Set of tasks ::
(1) In the regression tutorial, how is the dummy variable Gender.Male defined?
(2) Retype the regression tutorial from "a.3 House Prices" to "are the results.", word for word.

Reading passage ::
The comments made about the significance of the coefficients also apply here.
We should be able to predict the Sales from the given values of Advertising and Income. This is quite easy with R and the results are found here. (Note again that the highlighted commands are entered manually in the Rcmdr window.) The confint() command used here gives the 95% confidence intervals for the regression coefficients.

Background material on linear regression from Wikipedia.

Exercise: Consider the same house price dataset for 124 houses used above. Now use SqrFt, LotSize, Bedrooms and Bathrooms as independent variables and Price as dependent variable and perform a multiple regression.

a.3 House Prices

R documentation for linear model lm().

Example: This is a more challenging problem with qualitative factors (such as Yes/No, North/West/East) for some variables in the dataset. To find the regression equation, you will need to use Rcmdr's Statistics > Fit Models > Linear Model as LinearModel.1 <- lm(Price ~ Bathrooms + Bedrooms + Brick + Neighborhood + Offers + SqFt, data=Dataset). The confint(LinearModel.1) command will produce the confidence intervals for coefficients. Here are the results.

(b) Data modelling - Making models more flexible

Dummy variables are needed when some of the variables assume binary values. Including interaction terms aid the analyst to obtain more accurate results in regression.

b.1 "Dummy" variables

R documentation for linear model lm().
Wikipedia.

Example: Let's consider the dataset for salaries. When we ignore the gender and plot the dataset, we are missing out on the information inherent in the gender differences. Only when we plot the data according to gender group, we see a more clear picture. The Rcmdr results are here. So, if we just consider the Experience and Salary columns, the regression equation is found as Salary = 59033.1 + 1727.3 x Experience. But is this accurate?

*****

Example: Here, we need to use a dummy variable to distinguish between males and females. We define Gender.Male = 1 if gender is "male" and 0 otherwise. The new dataset with this information is here. Using RegModel.3 <- lm(Salary~Experience+Gender.Male, data=Dataset), we find Salary = 53260.0 + 1744 x Experience + 17020 x Gender.Male. (R-squared = 0.31.)

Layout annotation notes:
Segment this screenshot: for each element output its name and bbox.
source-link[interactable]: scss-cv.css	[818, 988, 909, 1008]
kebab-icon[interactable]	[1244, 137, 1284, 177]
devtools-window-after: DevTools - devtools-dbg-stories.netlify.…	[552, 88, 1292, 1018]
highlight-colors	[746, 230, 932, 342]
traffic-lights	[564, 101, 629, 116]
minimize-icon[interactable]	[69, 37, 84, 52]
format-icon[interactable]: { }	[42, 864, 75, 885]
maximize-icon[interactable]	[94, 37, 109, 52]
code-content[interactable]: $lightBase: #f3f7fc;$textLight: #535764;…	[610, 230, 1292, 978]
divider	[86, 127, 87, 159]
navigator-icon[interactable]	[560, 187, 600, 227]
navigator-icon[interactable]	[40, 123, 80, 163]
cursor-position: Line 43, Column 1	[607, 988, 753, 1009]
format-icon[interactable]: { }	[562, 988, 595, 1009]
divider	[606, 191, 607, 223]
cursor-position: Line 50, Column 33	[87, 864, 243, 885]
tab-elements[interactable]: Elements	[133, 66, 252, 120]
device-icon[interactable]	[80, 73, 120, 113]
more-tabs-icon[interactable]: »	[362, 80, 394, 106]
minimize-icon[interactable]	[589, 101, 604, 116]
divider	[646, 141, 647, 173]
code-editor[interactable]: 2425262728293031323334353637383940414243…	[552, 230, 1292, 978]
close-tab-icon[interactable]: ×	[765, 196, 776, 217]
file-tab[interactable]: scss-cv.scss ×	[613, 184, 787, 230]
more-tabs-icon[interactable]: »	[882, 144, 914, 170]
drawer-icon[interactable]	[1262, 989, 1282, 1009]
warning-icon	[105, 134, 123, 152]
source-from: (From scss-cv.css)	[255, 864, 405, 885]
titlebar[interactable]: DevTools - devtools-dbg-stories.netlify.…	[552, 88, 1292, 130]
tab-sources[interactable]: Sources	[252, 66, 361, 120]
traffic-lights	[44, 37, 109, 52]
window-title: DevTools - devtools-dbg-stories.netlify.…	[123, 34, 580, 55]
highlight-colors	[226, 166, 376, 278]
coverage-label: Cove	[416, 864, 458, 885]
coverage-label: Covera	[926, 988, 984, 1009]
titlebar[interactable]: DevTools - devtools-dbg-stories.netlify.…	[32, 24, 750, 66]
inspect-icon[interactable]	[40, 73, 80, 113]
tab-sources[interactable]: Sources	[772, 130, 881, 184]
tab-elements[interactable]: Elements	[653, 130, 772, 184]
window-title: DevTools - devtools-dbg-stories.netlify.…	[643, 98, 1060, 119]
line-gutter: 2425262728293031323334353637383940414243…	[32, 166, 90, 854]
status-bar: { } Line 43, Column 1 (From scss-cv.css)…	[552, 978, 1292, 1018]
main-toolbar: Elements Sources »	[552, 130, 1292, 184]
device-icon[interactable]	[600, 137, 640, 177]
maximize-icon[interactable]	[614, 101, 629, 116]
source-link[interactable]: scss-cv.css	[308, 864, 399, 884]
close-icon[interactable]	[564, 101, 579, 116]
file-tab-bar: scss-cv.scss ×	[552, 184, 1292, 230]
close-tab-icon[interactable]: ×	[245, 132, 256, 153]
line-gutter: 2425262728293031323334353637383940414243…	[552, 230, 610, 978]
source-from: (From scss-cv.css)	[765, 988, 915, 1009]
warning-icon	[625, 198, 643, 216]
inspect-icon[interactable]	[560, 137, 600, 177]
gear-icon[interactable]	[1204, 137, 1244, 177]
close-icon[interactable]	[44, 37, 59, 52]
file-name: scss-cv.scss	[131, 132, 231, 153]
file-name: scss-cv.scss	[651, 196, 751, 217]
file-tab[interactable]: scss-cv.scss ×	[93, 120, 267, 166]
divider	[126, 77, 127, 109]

Responses ::
(1) Gender.Male is 1 if gender is "male" and 0 otherwise.

(2)
a.3 House Prices

R documentation for linear model lm().

Example: This is a more challenging problem with qualitative factors (such as Yes/No, North/West/East) for some variables in the dataset. To find the regression equation, you will need to use Rcmdr's Statistics > Fit Models > Linear Model as LinearModel.1 <- lm(Price ~ Bathrooms + Bedrooms + Brick + Neighborhood + Offers + SqFt, data=Dataset). The confint(LinearModel.1) command will produce the confidence intervals for coefficients. Here are the results.